(begin)

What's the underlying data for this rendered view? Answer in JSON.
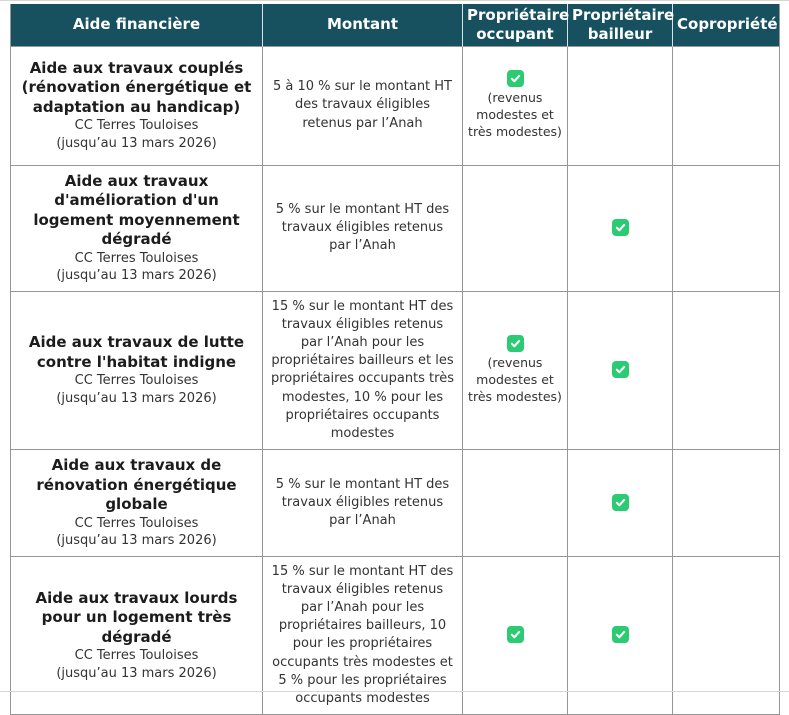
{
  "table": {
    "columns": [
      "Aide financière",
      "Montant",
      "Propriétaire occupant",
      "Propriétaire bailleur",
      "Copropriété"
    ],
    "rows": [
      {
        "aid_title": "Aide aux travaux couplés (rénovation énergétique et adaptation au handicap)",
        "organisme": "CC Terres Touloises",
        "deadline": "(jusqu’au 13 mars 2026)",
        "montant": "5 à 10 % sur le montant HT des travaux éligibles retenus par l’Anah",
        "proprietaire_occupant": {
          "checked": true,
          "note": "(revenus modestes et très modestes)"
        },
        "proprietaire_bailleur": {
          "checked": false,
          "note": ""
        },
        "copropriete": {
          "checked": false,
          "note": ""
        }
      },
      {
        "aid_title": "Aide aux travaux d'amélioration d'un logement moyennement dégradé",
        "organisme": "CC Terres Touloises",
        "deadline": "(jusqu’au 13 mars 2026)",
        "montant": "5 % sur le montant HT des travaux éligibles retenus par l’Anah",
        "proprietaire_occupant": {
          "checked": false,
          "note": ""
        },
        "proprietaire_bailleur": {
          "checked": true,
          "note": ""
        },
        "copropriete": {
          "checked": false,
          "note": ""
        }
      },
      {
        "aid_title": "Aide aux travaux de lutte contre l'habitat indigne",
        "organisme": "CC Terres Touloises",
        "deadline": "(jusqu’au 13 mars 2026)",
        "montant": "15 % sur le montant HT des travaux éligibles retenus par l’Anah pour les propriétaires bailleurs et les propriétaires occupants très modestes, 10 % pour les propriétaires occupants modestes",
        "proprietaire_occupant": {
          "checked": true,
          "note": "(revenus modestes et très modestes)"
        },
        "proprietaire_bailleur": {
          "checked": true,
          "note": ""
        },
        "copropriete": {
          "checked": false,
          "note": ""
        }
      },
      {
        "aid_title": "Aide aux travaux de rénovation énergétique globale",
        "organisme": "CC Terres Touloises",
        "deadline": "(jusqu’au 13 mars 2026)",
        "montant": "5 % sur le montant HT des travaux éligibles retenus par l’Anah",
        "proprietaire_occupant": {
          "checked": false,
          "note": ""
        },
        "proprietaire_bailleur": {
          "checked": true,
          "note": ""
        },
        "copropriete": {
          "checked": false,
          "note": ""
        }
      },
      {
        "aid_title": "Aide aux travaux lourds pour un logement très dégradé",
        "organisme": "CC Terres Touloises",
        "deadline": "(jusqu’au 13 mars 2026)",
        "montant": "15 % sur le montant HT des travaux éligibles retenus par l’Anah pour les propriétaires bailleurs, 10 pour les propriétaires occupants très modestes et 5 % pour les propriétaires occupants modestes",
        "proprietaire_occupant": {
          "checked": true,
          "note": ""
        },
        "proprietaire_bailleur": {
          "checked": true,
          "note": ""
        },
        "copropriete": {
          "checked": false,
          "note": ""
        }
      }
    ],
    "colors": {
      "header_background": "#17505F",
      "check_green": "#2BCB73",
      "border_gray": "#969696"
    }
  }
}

(end)

WORK TO COMPLETE: Leaving all pictures aside, quote each record exactly.

COMPLETE OUTPUT:
What's the underlying data for this rendered view? Answer in JSON.
{
  "table": {
    "columns": [
      "Aide financière",
      "Montant",
      "Propriétaire occupant",
      "Propriétaire bailleur",
      "Copropriété"
    ],
    "rows": [
      {
        "aid_title": "Aide aux travaux couplés (rénovation énergétique et adaptation au handicap)",
        "organisme": "CC Terres Touloises",
        "deadline": "(jusqu’au 13 mars 2026)",
        "montant": "5 à 10 % sur le montant HT des travaux éligibles retenus par l’Anah",
        "proprietaire_occupant": {
          "checked": true,
          "note": "(revenus modestes et très modestes)"
        },
        "proprietaire_bailleur": {
          "checked": false,
          "note": ""
        },
        "copropriete": {
          "checked": false,
          "note": ""
        }
      },
      {
        "aid_title": "Aide aux travaux d'amélioration d'un logement moyennement dégradé",
        "organisme": "CC Terres Touloises",
        "deadline": "(jusqu’au 13 mars 2026)",
        "montant": "5 % sur le montant HT des travaux éligibles retenus par l’Anah",
        "proprietaire_occupant": {
          "checked": false,
          "note": ""
        },
        "proprietaire_bailleur": {
          "checked": true,
          "note": ""
        },
        "copropriete": {
          "checked": false,
          "note": ""
        }
      },
      {
        "aid_title": "Aide aux travaux de lutte contre l'habitat indigne",
        "organisme": "CC Terres Touloises",
        "deadline": "(jusqu’au 13 mars 2026)",
        "montant": "15 % sur le montant HT des travaux éligibles retenus par l’Anah pour les propriétaires bailleurs et les propriétaires occupants très modestes, 10 % pour les propriétaires occupants modestes",
        "proprietaire_occupant": {
          "checked": true,
          "note": "(revenus modestes et très modestes)"
        },
        "proprietaire_bailleur": {
          "checked": true,
          "note": ""
        },
        "copropriete": {
          "checked": false,
          "note": ""
        }
      },
      {
        "aid_title": "Aide aux travaux de rénovation énergétique globale",
        "organisme": "CC Terres Touloises",
        "deadline": "(jusqu’au 13 mars 2026)",
        "montant": "5 % sur le montant HT des travaux éligibles retenus par l’Anah",
        "proprietaire_occupant": {
          "checked": false,
          "note": ""
        },
        "proprietaire_bailleur": {
          "checked": true,
          "note": ""
        },
        "copropriete": {
          "checked": false,
          "note": ""
        }
      },
      {
        "aid_title": "Aide aux travaux lourds pour un logement très dégradé",
        "organisme": "CC Terres Touloises",
        "deadline": "(jusqu’au 13 mars 2026)",
        "montant": "15 % sur le montant HT des travaux éligibles retenus par l’Anah pour les propriétaires bailleurs, 10 pour les propriétaires occupants très modestes et 5 % pour les propriétaires occupants modestes",
        "proprietaire_occupant": {
          "checked": true,
          "note": ""
        },
        "proprietaire_bailleur": {
          "checked": true,
          "note": ""
        },
        "copropriete": {
          "checked": false,
          "note": ""
        }
      }
    ],
    "colors": {
      "header_background": "#17505F",
      "check_green": "#2BCB73",
      "border_gray": "#969696"
    }
  }
}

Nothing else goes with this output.